#### Information given:
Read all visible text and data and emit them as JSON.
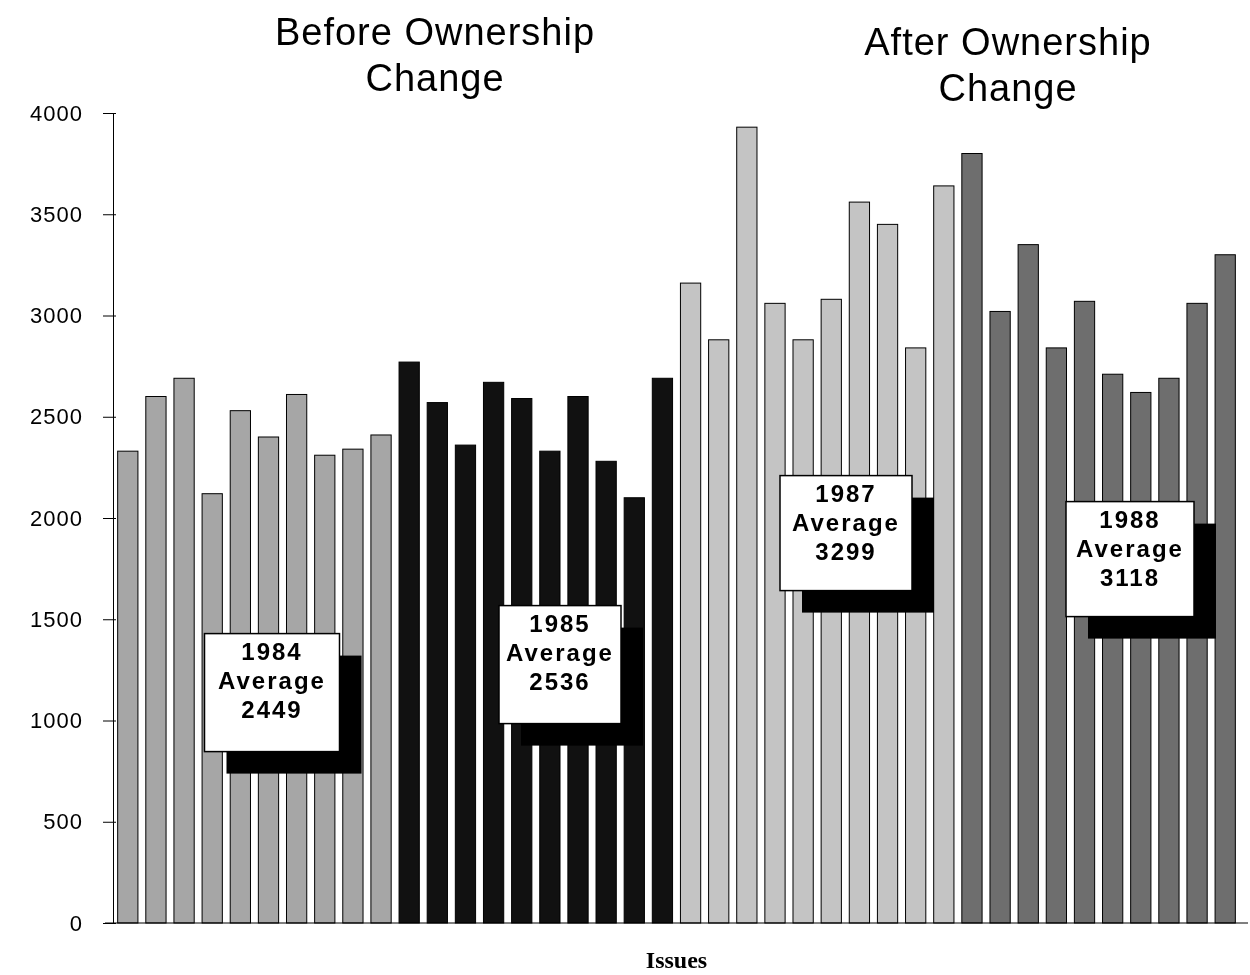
{
  "chart_data": {
    "type": "bar",
    "categories": [
      null,
      null,
      null,
      null,
      null,
      null,
      null,
      null,
      null,
      null,
      null,
      null,
      null,
      null,
      null,
      null,
      null,
      null,
      null,
      null,
      null,
      null,
      null,
      null,
      null,
      null,
      null,
      null,
      null,
      null,
      null,
      null,
      null,
      null,
      null,
      null,
      null,
      null,
      null,
      null
    ],
    "values": [
      2330,
      2600,
      2690,
      2120,
      2530,
      2400,
      2610,
      2310,
      2340,
      2410,
      2770,
      2570,
      2360,
      2670,
      2590,
      2330,
      2600,
      2280,
      2100,
      2690,
      3160,
      2880,
      3930,
      3060,
      2880,
      3080,
      3560,
      3450,
      2840,
      3640,
      3800,
      3020,
      3350,
      2840,
      3070,
      2710,
      2620,
      2690,
      3060,
      3300
    ],
    "colors": [
      "#a6a6a6",
      "#a6a6a6",
      "#a6a6a6",
      "#a6a6a6",
      "#a6a6a6",
      "#a6a6a6",
      "#a6a6a6",
      "#a6a6a6",
      "#a6a6a6",
      "#a6a6a6",
      "#111111",
      "#111111",
      "#111111",
      "#111111",
      "#111111",
      "#111111",
      "#111111",
      "#111111",
      "#111111",
      "#111111",
      "#c4c4c4",
      "#c4c4c4",
      "#c4c4c4",
      "#c4c4c4",
      "#c4c4c4",
      "#c4c4c4",
      "#c4c4c4",
      "#c4c4c4",
      "#c4c4c4",
      "#c4c4c4",
      "#6e6e6e",
      "#6e6e6e",
      "#6e6e6e",
      "#6e6e6e",
      "#6e6e6e",
      "#6e6e6e",
      "#6e6e6e",
      "#6e6e6e",
      "#6e6e6e",
      "#6e6e6e"
    ],
    "xlabel": "Issues",
    "ylim": [
      0,
      4000
    ],
    "yticks": [
      0,
      500,
      1000,
      1500,
      2000,
      2500,
      3000,
      3500,
      4000
    ],
    "annotations": [
      "Before Ownership\nChange",
      "After Ownership\nChange",
      "1984\nAverage\n2449",
      "1985\nAverage\n2536",
      "1987\nAverage\n3299",
      "1988\nAverage\n3118"
    ]
  }
}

#### Task brief:
Determine how many lines of the data contain the word "nChange", and reply with that number only.

#### Result for this task:
2